◆ Problem statement
Return the listing below word for word.

◆ Stored rows

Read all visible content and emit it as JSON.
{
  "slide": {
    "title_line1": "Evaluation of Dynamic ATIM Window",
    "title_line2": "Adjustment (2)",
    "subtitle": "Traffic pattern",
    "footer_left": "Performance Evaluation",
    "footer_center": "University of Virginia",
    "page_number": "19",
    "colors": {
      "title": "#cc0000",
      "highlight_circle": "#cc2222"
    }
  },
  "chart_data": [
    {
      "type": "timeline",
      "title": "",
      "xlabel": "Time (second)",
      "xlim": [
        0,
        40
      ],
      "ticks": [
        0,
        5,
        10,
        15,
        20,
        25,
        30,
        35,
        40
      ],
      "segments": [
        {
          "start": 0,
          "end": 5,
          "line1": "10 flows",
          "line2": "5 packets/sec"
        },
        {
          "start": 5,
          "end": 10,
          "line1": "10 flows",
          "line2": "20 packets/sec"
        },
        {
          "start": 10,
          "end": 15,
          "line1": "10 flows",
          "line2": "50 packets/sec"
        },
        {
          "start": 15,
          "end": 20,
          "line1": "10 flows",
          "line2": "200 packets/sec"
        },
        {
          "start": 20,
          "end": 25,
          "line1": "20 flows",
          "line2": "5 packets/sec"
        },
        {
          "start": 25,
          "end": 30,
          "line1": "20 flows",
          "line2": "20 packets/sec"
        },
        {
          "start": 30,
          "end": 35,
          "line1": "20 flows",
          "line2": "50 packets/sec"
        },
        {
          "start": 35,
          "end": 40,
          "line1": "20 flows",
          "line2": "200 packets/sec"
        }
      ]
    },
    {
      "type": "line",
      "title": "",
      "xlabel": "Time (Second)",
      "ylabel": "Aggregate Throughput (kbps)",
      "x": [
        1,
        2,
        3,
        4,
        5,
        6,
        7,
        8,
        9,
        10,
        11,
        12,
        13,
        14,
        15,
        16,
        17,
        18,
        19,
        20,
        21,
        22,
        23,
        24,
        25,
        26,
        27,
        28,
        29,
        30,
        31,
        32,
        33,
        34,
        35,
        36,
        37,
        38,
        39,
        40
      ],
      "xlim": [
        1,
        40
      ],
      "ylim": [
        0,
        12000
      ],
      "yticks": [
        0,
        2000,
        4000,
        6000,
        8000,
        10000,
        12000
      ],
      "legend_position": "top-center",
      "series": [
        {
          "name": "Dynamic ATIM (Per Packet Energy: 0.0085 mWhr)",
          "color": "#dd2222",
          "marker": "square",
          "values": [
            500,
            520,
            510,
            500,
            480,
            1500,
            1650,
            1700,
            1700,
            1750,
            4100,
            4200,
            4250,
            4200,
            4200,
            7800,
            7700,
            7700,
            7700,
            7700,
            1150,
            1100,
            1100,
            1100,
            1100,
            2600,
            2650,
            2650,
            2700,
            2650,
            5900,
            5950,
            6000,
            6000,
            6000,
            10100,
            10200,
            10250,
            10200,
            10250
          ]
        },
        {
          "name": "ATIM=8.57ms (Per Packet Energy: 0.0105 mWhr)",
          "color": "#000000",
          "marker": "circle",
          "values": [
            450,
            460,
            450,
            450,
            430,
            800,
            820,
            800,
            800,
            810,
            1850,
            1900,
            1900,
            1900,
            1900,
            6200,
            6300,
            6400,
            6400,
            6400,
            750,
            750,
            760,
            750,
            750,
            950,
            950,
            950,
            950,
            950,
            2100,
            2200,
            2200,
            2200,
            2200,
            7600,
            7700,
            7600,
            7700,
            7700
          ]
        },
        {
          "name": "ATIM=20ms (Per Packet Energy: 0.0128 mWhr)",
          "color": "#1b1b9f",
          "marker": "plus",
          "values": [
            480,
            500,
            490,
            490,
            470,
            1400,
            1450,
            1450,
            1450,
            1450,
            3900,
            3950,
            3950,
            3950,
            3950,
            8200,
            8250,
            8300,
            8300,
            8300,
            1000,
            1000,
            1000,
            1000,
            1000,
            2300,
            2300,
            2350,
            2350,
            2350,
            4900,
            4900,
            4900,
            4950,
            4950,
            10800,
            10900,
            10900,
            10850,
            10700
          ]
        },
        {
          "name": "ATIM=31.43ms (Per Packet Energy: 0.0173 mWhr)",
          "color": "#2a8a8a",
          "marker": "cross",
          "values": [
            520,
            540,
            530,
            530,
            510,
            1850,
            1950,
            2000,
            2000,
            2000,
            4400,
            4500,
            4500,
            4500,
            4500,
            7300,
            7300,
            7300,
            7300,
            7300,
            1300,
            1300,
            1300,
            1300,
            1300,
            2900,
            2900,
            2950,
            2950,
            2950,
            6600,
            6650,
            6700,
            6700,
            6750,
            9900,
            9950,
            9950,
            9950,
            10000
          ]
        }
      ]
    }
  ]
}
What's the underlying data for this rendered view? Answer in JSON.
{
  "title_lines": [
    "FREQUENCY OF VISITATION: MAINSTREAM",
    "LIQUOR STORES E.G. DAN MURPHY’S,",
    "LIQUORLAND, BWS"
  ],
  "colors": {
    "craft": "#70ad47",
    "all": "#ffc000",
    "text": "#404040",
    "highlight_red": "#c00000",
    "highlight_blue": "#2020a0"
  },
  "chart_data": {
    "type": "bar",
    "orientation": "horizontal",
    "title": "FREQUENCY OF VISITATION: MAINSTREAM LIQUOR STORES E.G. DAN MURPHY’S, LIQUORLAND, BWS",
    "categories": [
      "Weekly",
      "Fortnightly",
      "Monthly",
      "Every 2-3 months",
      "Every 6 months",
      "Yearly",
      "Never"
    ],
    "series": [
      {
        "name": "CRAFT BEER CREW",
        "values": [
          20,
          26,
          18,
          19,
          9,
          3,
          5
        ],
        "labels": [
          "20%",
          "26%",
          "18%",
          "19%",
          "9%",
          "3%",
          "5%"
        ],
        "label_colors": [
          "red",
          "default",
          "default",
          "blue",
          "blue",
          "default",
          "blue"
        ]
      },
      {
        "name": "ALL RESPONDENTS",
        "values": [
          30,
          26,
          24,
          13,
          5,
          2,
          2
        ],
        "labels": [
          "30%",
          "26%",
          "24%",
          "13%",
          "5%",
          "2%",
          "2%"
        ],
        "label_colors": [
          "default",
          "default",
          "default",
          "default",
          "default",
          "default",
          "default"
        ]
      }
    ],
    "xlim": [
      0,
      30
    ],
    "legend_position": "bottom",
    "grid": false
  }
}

◆ Solution below
Read all visible content and emit it as JSON.
{
  "slide": {
    "title_line1": "Evaluation of Dynamic ATIM Window",
    "title_line2": "Adjustment (2)",
    "subtitle": "Traffic pattern",
    "footer_left": "Performance Evaluation",
    "footer_center": "University of Virginia",
    "page_number": "19",
    "colors": {
      "title": "#cc0000",
      "highlight_circle": "#cc2222"
    }
  },
  "chart_data": [
    {
      "type": "timeline",
      "title": "",
      "xlabel": "Time (second)",
      "xlim": [
        0,
        40
      ],
      "ticks": [
        0,
        5,
        10,
        15,
        20,
        25,
        30,
        35,
        40
      ],
      "segments": [
        {
          "start": 0,
          "end": 5,
          "line1": "10 flows",
          "line2": "5 packets/sec"
        },
        {
          "start": 5,
          "end": 10,
          "line1": "10 flows",
          "line2": "20 packets/sec"
        },
        {
          "start": 10,
          "end": 15,
          "line1": "10 flows",
          "line2": "50 packets/sec"
        },
        {
          "start": 15,
          "end": 20,
          "line1": "10 flows",
          "line2": "200 packets/sec"
        },
        {
          "start": 20,
          "end": 25,
          "line1": "20 flows",
          "line2": "5 packets/sec"
        },
        {
          "start": 25,
          "end": 30,
          "line1": "20 flows",
          "line2": "20 packets/sec"
        },
        {
          "start": 30,
          "end": 35,
          "line1": "20 flows",
          "line2": "50 packets/sec"
        },
        {
          "start": 35,
          "end": 40,
          "line1": "20 flows",
          "line2": "200 packets/sec"
        }
      ]
    },
    {
      "type": "line",
      "title": "",
      "xlabel": "Time (Second)",
      "ylabel": "Aggregate Throughput (kbps)",
      "x": [
        1,
        2,
        3,
        4,
        5,
        6,
        7,
        8,
        9,
        10,
        11,
        12,
        13,
        14,
        15,
        16,
        17,
        18,
        19,
        20,
        21,
        22,
        23,
        24,
        25,
        26,
        27,
        28,
        29,
        30,
        31,
        32,
        33,
        34,
        35,
        36,
        37,
        38,
        39,
        40
      ],
      "xlim": [
        1,
        40
      ],
      "ylim": [
        0,
        12000
      ],
      "yticks": [
        0,
        2000,
        4000,
        6000,
        8000,
        10000,
        12000
      ],
      "legend_position": "top-center",
      "series": [
        {
          "name": "Dynamic ATIM (Per Packet Energy: 0.0085 mWhr)",
          "color": "#dd2222",
          "marker": "square",
          "values": [
            500,
            520,
            510,
            500,
            480,
            1500,
            1650,
            1700,
            1700,
            1750,
            4100,
            4200,
            4250,
            4200,
            4200,
            7800,
            7700,
            7700,
            7700,
            7700,
            1150,
            1100,
            1100,
            1100,
            1100,
            2600,
            2650,
            2650,
            2700,
            2650,
            5900,
            5950,
            6000,
            6000,
            6000,
            10100,
            10200,
            10250,
            10200,
            10250
          ]
        },
        {
          "name": "ATIM=8.57ms (Per Packet Energy: 0.0105 mWhr)",
          "color": "#000000",
          "marker": "circle",
          "values": [
            450,
            460,
            450,
            450,
            430,
            800,
            820,
            800,
            800,
            810,
            1850,
            1900,
            1900,
            1900,
            1900,
            6200,
            6300,
            6400,
            6400,
            6400,
            750,
            750,
            760,
            750,
            750,
            950,
            950,
            950,
            950,
            950,
            2100,
            2200,
            2200,
            2200,
            2200,
            7600,
            7700,
            7600,
            7700,
            7700
          ]
        },
        {
          "name": "ATIM=20ms (Per Packet Energy: 0.0128 mWhr)",
          "color": "#1b1b9f",
          "marker": "plus",
          "values": [
            480,
            500,
            490,
            490,
            470,
            1400,
            1450,
            1450,
            1450,
            1450,
            3900,
            3950,
            3950,
            3950,
            3950,
            8200,
            8250,
            8300,
            8300,
            8300,
            1000,
            1000,
            1000,
            1000,
            1000,
            2300,
            2300,
            2350,
            2350,
            2350,
            4900,
            4900,
            4900,
            4950,
            4950,
            10800,
            10900,
            10900,
            10850,
            10700
          ]
        },
        {
          "name": "ATIM=31.43ms (Per Packet Energy: 0.0173 mWhr)",
          "color": "#2a8a8a",
          "marker": "cross",
          "values": [
            520,
            540,
            530,
            530,
            510,
            1850,
            1950,
            2000,
            2000,
            2000,
            4400,
            4500,
            4500,
            4500,
            4500,
            7300,
            7300,
            7300,
            7300,
            7300,
            1300,
            1300,
            1300,
            1300,
            1300,
            2900,
            2900,
            2950,
            2950,
            2950,
            6600,
            6650,
            6700,
            6700,
            6750,
            9900,
            9950,
            9950,
            9950,
            10000
          ]
        }
      ]
    }
  ]
}
What's the underlying data for this rendered view? Answer in JSON.
{
  "title_lines": [
    "FREQUENCY OF VISITATION: MAINSTREAM",
    "LIQUOR STORES E.G. DAN MURPHY’S,",
    "LIQUORLAND, BWS"
  ],
  "colors": {
    "craft": "#70ad47",
    "all": "#ffc000",
    "text": "#404040",
    "highlight_red": "#c00000",
    "highlight_blue": "#2020a0"
  },
  "chart_data": {
    "type": "bar",
    "orientation": "horizontal",
    "title": "FREQUENCY OF VISITATION: MAINSTREAM LIQUOR STORES E.G. DAN MURPHY’S, LIQUORLAND, BWS",
    "categories": [
      "Weekly",
      "Fortnightly",
      "Monthly",
      "Every 2-3 months",
      "Every 6 months",
      "Yearly",
      "Never"
    ],
    "series": [
      {
        "name": "CRAFT BEER CREW",
        "values": [
          20,
          26,
          18,
          19,
          9,
          3,
          5
        ],
        "labels": [
          "20%",
          "26%",
          "18%",
          "19%",
          "9%",
          "3%",
          "5%"
        ],
        "label_colors": [
          "red",
          "default",
          "default",
          "blue",
          "blue",
          "default",
          "blue"
        ]
      },
      {
        "name": "ALL RESPONDENTS",
        "values": [
          30,
          26,
          24,
          13,
          5,
          2,
          2
        ],
        "labels": [
          "30%",
          "26%",
          "24%",
          "13%",
          "5%",
          "2%",
          "2%"
        ],
        "label_colors": [
          "default",
          "default",
          "default",
          "default",
          "default",
          "default",
          "default"
        ]
      }
    ],
    "xlim": [
      0,
      30
    ],
    "legend_position": "bottom",
    "grid": false
  }
}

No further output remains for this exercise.